Begin

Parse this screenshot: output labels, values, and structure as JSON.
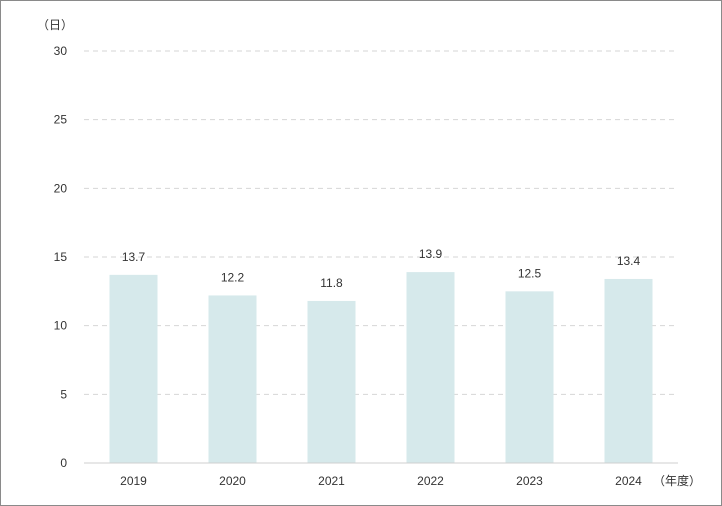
{
  "chart_data": {
    "type": "bar",
    "categories": [
      "2019",
      "2020",
      "2021",
      "2022",
      "2023",
      "2024"
    ],
    "values": [
      13.7,
      12.2,
      11.8,
      13.9,
      12.5,
      13.4
    ],
    "data_labels": [
      "13.7",
      "12.2",
      "11.8",
      "13.9",
      "12.5",
      "13.4"
    ],
    "title": "",
    "ylabel": "（日）",
    "xlabel": "（年度）",
    "ylim": [
      0,
      30
    ],
    "yticks": [
      0,
      5,
      10,
      15,
      20,
      25,
      30
    ],
    "ytick_labels": [
      "0",
      "5",
      "10",
      "15",
      "20",
      "25",
      "30"
    ],
    "grid": true,
    "legend": "none",
    "bar_color": "#d6e9eb"
  }
}
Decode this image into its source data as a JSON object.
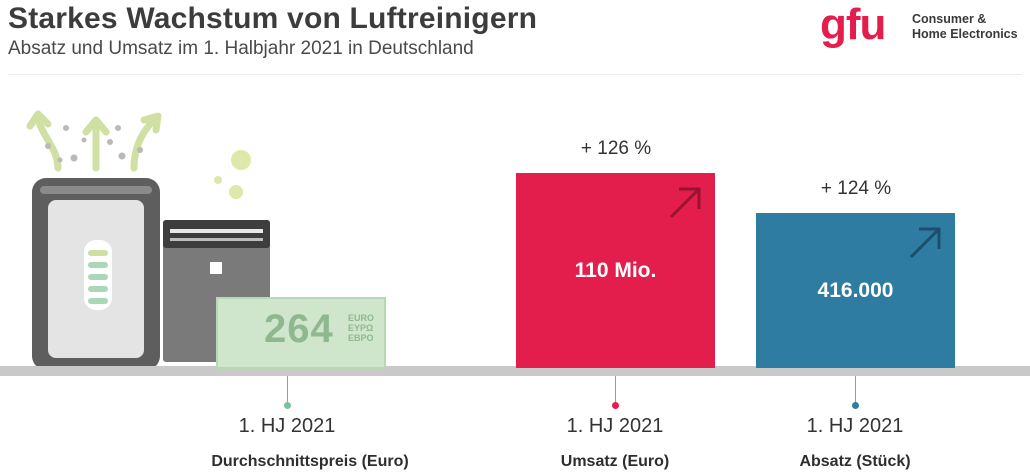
{
  "header": {
    "title": "Starkes Wachstum von Luftreinigern",
    "subtitle": "Absatz und Umsatz im 1. Halbjahr 2021 in Deutschland"
  },
  "logo": {
    "mark": "gfu",
    "line1": "Consumer &",
    "line2": "Home Electronics"
  },
  "colors": {
    "umsatz": "#e31e4c",
    "absatz": "#2f7ca3",
    "price": "#7fbf9c",
    "baseline": "#c9c9c9"
  },
  "illustration": {
    "icon": "air-purifier-icon",
    "banknote": {
      "value": "264",
      "words": [
        "EURO",
        "ΕΥΡΩ",
        "EBPO"
      ]
    }
  },
  "chart_data": {
    "type": "bar",
    "categories": [
      "Durchschnittspreis (Euro)",
      "Umsatz (Euro)",
      "Absatz (Stück)"
    ],
    "period_labels": [
      "1. HJ 2021",
      "1. HJ 2021",
      "1. HJ 2021"
    ],
    "values": [
      264,
      110000000,
      416000
    ],
    "value_labels": [
      "264",
      "110 Mio.",
      "416.000"
    ],
    "change_labels": [
      "",
      "+ 126 %",
      "+ 124 %"
    ],
    "changes_percent": [
      null,
      126,
      124
    ],
    "title": "Starkes Wachstum von Luftreinigern",
    "subtitle": "Absatz und Umsatz im 1. Halbjahr 2021 in Deutschland",
    "xlabel": "",
    "ylabel": "",
    "grid": false,
    "legend": "none"
  }
}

End

Output, exactly, all the records above; include no pictures.

◆ **Task solution**
Parse this screenshot: output labels, values, and structure as JSON.
{
  "chart_data": {
    "type": "bar",
    "categories": [
      "2019",
      "2020",
      "2021",
      "2022",
      "2023",
      "2024"
    ],
    "values": [
      13.7,
      12.2,
      11.8,
      13.9,
      12.5,
      13.4
    ],
    "data_labels": [
      "13.7",
      "12.2",
      "11.8",
      "13.9",
      "12.5",
      "13.4"
    ],
    "title": "",
    "ylabel": "（日）",
    "xlabel": "（年度）",
    "ylim": [
      0,
      30
    ],
    "yticks": [
      0,
      5,
      10,
      15,
      20,
      25,
      30
    ],
    "ytick_labels": [
      "0",
      "5",
      "10",
      "15",
      "20",
      "25",
      "30"
    ],
    "grid": true,
    "legend": "none",
    "bar_color": "#d6e9eb"
  }
}
Decode this image into its source data as a JSON object.
{
  "header": {
    "title": "Starkes Wachstum von Luftreinigern",
    "subtitle": "Absatz und Umsatz im 1. Halbjahr 2021 in Deutschland"
  },
  "logo": {
    "mark": "gfu",
    "line1": "Consumer &",
    "line2": "Home Electronics"
  },
  "colors": {
    "umsatz": "#e31e4c",
    "absatz": "#2f7ca3",
    "price": "#7fbf9c",
    "baseline": "#c9c9c9"
  },
  "illustration": {
    "icon": "air-purifier-icon",
    "banknote": {
      "value": "264",
      "words": [
        "EURO",
        "ΕΥΡΩ",
        "EBPO"
      ]
    }
  },
  "chart_data": {
    "type": "bar",
    "categories": [
      "Durchschnittspreis (Euro)",
      "Umsatz (Euro)",
      "Absatz (Stück)"
    ],
    "period_labels": [
      "1. HJ 2021",
      "1. HJ 2021",
      "1. HJ 2021"
    ],
    "values": [
      264,
      110000000,
      416000
    ],
    "value_labels": [
      "264",
      "110 Mio.",
      "416.000"
    ],
    "change_labels": [
      "",
      "+ 126 %",
      "+ 124 %"
    ],
    "changes_percent": [
      null,
      126,
      124
    ],
    "title": "Starkes Wachstum von Luftreinigern",
    "subtitle": "Absatz und Umsatz im 1. Halbjahr 2021 in Deutschland",
    "xlabel": "",
    "ylabel": "",
    "grid": false,
    "legend": "none"
  }
}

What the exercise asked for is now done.